═════ PROVIDED DATA ═════

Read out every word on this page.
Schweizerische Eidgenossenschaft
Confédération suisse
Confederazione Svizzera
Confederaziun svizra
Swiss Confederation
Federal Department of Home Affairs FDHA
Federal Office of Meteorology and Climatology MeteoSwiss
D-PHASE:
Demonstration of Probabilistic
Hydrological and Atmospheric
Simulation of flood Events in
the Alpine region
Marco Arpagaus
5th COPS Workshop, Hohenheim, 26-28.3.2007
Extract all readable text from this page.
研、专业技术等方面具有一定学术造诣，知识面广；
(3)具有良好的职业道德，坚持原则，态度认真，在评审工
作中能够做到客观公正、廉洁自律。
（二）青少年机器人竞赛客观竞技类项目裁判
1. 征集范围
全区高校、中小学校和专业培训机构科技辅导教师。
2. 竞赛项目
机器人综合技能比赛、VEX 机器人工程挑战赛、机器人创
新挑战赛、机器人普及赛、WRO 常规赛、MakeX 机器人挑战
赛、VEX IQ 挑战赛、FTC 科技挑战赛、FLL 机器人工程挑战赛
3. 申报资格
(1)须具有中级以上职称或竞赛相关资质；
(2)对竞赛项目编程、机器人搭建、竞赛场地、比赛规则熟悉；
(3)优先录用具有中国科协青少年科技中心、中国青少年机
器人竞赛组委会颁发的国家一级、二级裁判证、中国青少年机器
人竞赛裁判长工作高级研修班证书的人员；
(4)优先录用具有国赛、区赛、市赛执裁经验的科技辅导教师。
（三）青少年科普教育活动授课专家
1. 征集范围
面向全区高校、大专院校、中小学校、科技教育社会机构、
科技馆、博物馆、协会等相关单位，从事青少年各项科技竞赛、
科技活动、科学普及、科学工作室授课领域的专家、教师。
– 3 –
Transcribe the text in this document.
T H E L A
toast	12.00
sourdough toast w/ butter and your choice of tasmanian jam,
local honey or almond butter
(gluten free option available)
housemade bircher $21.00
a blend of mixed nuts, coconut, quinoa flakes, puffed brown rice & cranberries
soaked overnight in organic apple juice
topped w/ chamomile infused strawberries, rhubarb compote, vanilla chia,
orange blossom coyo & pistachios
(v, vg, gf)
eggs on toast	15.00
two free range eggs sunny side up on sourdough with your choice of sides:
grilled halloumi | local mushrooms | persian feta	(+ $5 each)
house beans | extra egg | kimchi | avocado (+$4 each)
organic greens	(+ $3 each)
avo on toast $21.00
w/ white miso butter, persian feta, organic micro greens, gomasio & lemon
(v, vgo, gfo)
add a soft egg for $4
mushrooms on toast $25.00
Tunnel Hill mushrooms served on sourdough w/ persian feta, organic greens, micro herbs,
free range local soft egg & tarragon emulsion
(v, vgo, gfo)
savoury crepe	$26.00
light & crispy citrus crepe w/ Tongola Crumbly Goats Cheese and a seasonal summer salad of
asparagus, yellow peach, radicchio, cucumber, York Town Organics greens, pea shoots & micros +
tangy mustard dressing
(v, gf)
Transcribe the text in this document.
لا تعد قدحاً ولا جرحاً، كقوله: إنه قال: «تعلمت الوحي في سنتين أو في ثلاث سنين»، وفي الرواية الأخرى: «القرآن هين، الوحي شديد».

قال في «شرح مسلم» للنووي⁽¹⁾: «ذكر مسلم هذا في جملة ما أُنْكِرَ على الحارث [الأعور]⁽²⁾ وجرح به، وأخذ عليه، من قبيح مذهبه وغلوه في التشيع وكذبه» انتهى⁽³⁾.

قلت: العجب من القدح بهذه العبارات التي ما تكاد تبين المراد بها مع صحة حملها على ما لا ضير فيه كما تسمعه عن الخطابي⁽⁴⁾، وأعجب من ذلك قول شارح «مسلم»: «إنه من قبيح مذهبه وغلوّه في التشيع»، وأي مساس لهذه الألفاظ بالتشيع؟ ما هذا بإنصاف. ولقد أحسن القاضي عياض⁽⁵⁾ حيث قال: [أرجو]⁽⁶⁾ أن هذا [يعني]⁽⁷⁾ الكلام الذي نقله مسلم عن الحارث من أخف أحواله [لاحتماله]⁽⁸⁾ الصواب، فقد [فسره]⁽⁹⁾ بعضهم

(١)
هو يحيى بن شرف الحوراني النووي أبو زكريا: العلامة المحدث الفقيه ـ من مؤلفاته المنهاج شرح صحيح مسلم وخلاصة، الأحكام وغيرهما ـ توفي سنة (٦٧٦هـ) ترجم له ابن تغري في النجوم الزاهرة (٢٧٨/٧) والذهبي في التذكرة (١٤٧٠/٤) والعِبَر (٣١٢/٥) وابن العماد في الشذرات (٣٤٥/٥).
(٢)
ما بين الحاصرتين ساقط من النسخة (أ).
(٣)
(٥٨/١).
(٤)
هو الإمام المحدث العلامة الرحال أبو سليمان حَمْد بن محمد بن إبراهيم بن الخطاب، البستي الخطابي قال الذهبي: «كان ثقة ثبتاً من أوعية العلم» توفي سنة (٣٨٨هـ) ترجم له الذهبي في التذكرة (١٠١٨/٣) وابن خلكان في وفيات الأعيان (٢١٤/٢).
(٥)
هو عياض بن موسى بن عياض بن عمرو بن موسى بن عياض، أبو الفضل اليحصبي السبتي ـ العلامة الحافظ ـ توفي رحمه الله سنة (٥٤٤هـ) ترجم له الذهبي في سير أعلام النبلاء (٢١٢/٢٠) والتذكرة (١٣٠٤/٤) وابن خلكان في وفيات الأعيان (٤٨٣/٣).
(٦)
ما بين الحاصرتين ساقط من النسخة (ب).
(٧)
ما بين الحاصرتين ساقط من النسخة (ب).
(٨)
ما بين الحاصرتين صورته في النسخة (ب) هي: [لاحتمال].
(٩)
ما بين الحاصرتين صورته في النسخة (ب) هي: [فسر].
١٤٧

═════

- EXERCISE -
Write out the whole listing again. Match it word for word.

- REPLY TO THE EXERCISE -
Read out every word on this page.
Schweizerische Eidgenossenschaft
Confédération suisse
Confederazione Svizzera
Confederaziun svizra
Swiss Confederation
Federal Department of Home Affairs FDHA
Federal Office of Meteorology and Climatology MeteoSwiss
D-PHASE:
Demonstration of Probabilistic
Hydrological and Atmospheric
Simulation of flood Events in
the Alpine region
Marco Arpagaus
5th COPS Workshop, Hohenheim, 26-28.3.2007
Extract all readable text from this page.
研、专业技术等方面具有一定学术造诣，知识面广；
(3)具有良好的职业道德，坚持原则，态度认真，在评审工
作中能够做到客观公正、廉洁自律。
（二）青少年机器人竞赛客观竞技类项目裁判
1. 征集范围
全区高校、中小学校和专业培训机构科技辅导教师。
2. 竞赛项目
机器人综合技能比赛、VEX 机器人工程挑战赛、机器人创
新挑战赛、机器人普及赛、WRO 常规赛、MakeX 机器人挑战
赛、VEX IQ 挑战赛、FTC 科技挑战赛、FLL 机器人工程挑战赛
3. 申报资格
(1)须具有中级以上职称或竞赛相关资质；
(2)对竞赛项目编程、机器人搭建、竞赛场地、比赛规则熟悉；
(3)优先录用具有中国科协青少年科技中心、中国青少年机
器人竞赛组委会颁发的国家一级、二级裁判证、中国青少年机器
人竞赛裁判长工作高级研修班证书的人员；
(4)优先录用具有国赛、区赛、市赛执裁经验的科技辅导教师。
（三）青少年科普教育活动授课专家
1. 征集范围
面向全区高校、大专院校、中小学校、科技教育社会机构、
科技馆、博物馆、协会等相关单位，从事青少年各项科技竞赛、
科技活动、科学普及、科学工作室授课领域的专家、教师。
– 3 –
Transcribe the text in this document.
T H E L A
toast	12.00
sourdough toast w/ butter and your choice of tasmanian jam,
local honey or almond butter
(gluten free option available)
housemade bircher $21.00
a blend of mixed nuts, coconut, quinoa flakes, puffed brown rice & cranberries
soaked overnight in organic apple juice
topped w/ chamomile infused strawberries, rhubarb compote, vanilla chia,
orange blossom coyo & pistachios
(v, vg, gf)
eggs on toast	15.00
two free range eggs sunny side up on sourdough with your choice of sides:
grilled halloumi | local mushrooms | persian feta	(+ $5 each)
house beans | extra egg | kimchi | avocado (+$4 each)
organic greens	(+ $3 each)
avo on toast $21.00
w/ white miso butter, persian feta, organic micro greens, gomasio & lemon
(v, vgo, gfo)
add a soft egg for $4
mushrooms on toast $25.00
Tunnel Hill mushrooms served on sourdough w/ persian feta, organic greens, micro herbs,
free range local soft egg & tarragon emulsion
(v, vgo, gfo)
savoury crepe	$26.00
light & crispy citrus crepe w/ Tongola Crumbly Goats Cheese and a seasonal summer salad of
asparagus, yellow peach, radicchio, cucumber, York Town Organics greens, pea shoots & micros +
tangy mustard dressing
(v, gf)
Transcribe the text in this document.
لا تعد قدحاً ولا جرحاً، كقوله: إنه قال: «تعلمت الوحي في سنتين أو في ثلاث سنين»، وفي الرواية الأخرى: «القرآن هين، الوحي شديد».

قال في «شرح مسلم» للنووي⁽¹⁾: «ذكر مسلم هذا في جملة ما أُنْكِرَ على الحارث [الأعور]⁽²⁾ وجرح به، وأخذ عليه، من قبيح مذهبه وغلوه في التشيع وكذبه» انتهى⁽³⁾.

قلت: العجب من القدح بهذه العبارات التي ما تكاد تبين المراد بها مع صحة حملها على ما لا ضير فيه كما تسمعه عن الخطابي⁽⁴⁾، وأعجب من ذلك قول شارح «مسلم»: «إنه من قبيح مذهبه وغلوّه في التشيع»، وأي مساس لهذه الألفاظ بالتشيع؟ ما هذا بإنصاف. ولقد أحسن القاضي عياض⁽⁵⁾ حيث قال: [أرجو]⁽⁶⁾ أن هذا [يعني]⁽⁷⁾ الكلام الذي نقله مسلم عن الحارث من أخف أحواله [لاحتماله]⁽⁸⁾ الصواب، فقد [فسره]⁽⁹⁾ بعضهم

(١)
هو يحيى بن شرف الحوراني النووي أبو زكريا: العلامة المحدث الفقيه ـ من مؤلفاته المنهاج شرح صحيح مسلم وخلاصة، الأحكام وغيرهما ـ توفي سنة (٦٧٦هـ) ترجم له ابن تغري في النجوم الزاهرة (٢٧٨/٧) والذهبي في التذكرة (١٤٧٠/٤) والعِبَر (٣١٢/٥) وابن العماد في الشذرات (٣٤٥/٥).
(٢)
ما بين الحاصرتين ساقط من النسخة (أ).
(٣)
(٥٨/١).
(٤)
هو الإمام المحدث العلامة الرحال أبو سليمان حَمْد بن محمد بن إبراهيم بن الخطاب، البستي الخطابي قال الذهبي: «كان ثقة ثبتاً من أوعية العلم» توفي سنة (٣٨٨هـ) ترجم له الذهبي في التذكرة (١٠١٨/٣) وابن خلكان في وفيات الأعيان (٢١٤/٢).
(٥)
هو عياض بن موسى بن عياض بن عمرو بن موسى بن عياض، أبو الفضل اليحصبي السبتي ـ العلامة الحافظ ـ توفي رحمه الله سنة (٥٤٤هـ) ترجم له الذهبي في سير أعلام النبلاء (٢١٢/٢٠) والتذكرة (١٣٠٤/٤) وابن خلكان في وفيات الأعيان (٤٨٣/٣).
(٦)
ما بين الحاصرتين ساقط من النسخة (ب).
(٧)
ما بين الحاصرتين ساقط من النسخة (ب).
(٨)
ما بين الحاصرتين صورته في النسخة (ب) هي: [لاحتمال].
(٩)
ما بين الحاصرتين صورته في النسخة (ب) هي: [فسر].
١٤٧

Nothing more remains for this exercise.